The exercise - Copy every line of the data in which the word "described" occurs.

Given information -
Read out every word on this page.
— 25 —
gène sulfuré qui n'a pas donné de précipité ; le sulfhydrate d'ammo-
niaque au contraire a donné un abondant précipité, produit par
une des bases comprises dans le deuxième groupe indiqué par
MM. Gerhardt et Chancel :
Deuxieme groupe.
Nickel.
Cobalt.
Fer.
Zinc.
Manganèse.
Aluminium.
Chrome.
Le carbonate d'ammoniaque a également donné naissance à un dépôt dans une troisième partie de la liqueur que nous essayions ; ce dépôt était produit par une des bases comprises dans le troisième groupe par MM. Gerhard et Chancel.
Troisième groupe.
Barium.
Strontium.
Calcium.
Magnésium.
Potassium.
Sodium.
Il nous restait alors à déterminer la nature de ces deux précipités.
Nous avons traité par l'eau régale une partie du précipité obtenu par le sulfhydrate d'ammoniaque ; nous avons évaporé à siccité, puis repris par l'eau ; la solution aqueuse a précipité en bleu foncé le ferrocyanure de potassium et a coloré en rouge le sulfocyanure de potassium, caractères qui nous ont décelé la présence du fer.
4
==
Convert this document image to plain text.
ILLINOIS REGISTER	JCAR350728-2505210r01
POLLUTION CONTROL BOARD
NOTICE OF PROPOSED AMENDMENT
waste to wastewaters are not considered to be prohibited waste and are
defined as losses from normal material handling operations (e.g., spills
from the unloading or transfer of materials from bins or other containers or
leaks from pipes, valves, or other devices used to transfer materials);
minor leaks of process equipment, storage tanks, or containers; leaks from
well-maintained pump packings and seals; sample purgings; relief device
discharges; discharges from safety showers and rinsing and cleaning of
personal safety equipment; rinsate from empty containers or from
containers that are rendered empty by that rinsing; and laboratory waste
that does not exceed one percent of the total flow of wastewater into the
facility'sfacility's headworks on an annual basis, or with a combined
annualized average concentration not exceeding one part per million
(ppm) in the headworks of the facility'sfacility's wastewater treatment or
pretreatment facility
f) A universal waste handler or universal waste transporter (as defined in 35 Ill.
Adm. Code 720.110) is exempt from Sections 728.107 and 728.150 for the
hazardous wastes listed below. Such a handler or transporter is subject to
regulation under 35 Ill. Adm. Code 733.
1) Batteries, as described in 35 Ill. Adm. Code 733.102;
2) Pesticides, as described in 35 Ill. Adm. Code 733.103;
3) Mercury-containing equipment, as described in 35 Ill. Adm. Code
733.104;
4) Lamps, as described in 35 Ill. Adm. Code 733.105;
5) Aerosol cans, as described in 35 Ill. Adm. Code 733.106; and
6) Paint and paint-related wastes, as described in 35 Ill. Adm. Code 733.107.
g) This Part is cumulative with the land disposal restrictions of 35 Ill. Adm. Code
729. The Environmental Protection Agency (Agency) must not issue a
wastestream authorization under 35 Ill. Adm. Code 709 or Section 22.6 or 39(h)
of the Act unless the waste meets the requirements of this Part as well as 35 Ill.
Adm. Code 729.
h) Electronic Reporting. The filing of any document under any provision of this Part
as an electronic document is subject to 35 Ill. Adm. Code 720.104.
* * *
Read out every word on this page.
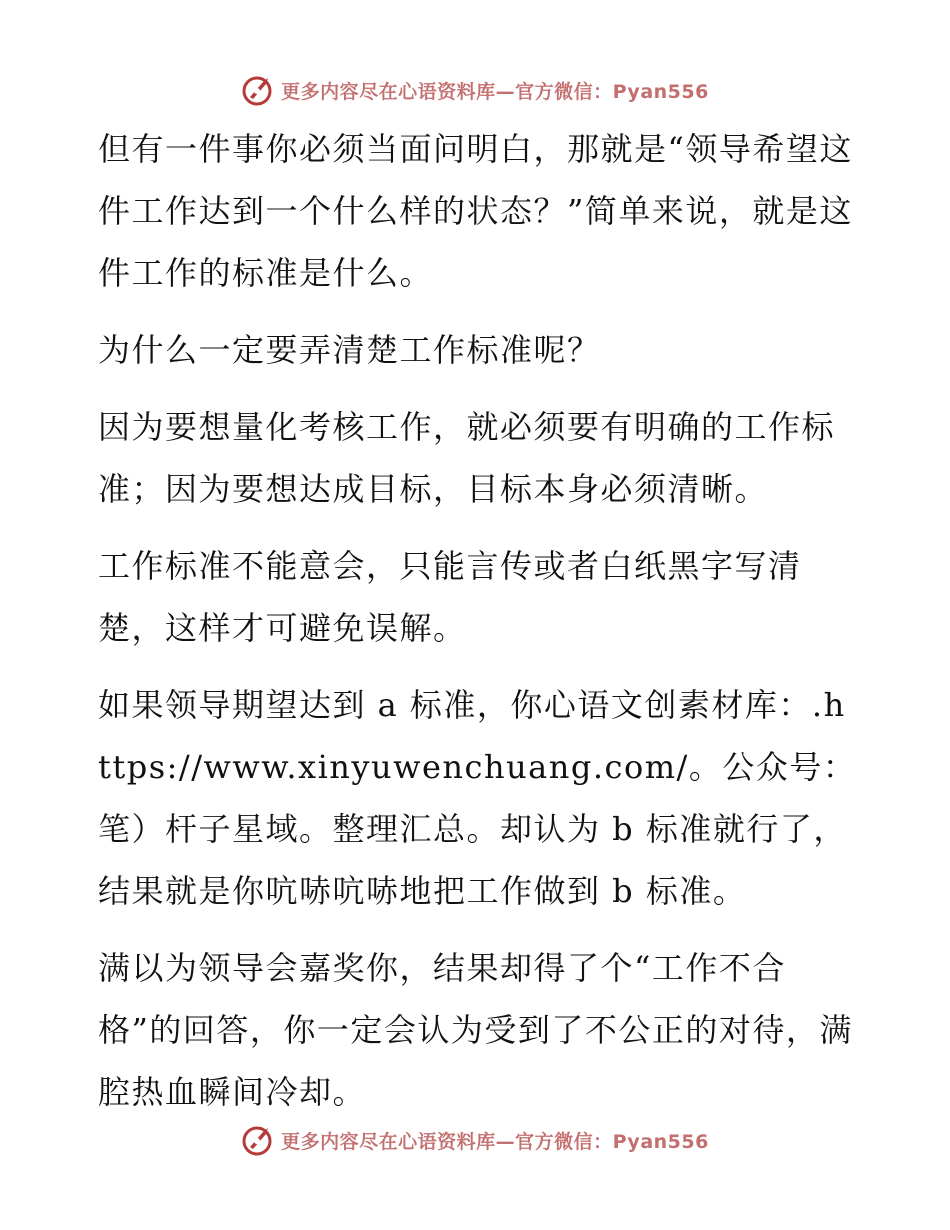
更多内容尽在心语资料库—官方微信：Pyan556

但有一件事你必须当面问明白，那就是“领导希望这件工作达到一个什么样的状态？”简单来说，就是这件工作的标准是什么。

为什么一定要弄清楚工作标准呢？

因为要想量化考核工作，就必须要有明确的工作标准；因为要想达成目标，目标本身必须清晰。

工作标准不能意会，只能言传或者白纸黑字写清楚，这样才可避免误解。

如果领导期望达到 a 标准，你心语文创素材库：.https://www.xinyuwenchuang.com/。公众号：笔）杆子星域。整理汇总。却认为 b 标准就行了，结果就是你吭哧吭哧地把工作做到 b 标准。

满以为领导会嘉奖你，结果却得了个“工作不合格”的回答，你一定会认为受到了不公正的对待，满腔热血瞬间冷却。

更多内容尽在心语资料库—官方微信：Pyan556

Output of the exercise -
1) Batteries, as described in 35 Ill. Adm. Code 733.102;
2) Pesticides, as described in 35 Ill. Adm. Code 733.103;
3) Mercury-containing equipment, as described in 35 Ill. Adm. Code
4) Lamps, as described in 35 Ill. Adm. Code 733.105;
5) Aerosol cans, as described in 35 Ill. Adm. Code 733.106; and
6) Paint and paint-related wastes, as described in 35 Ill. Adm. Code 733.107.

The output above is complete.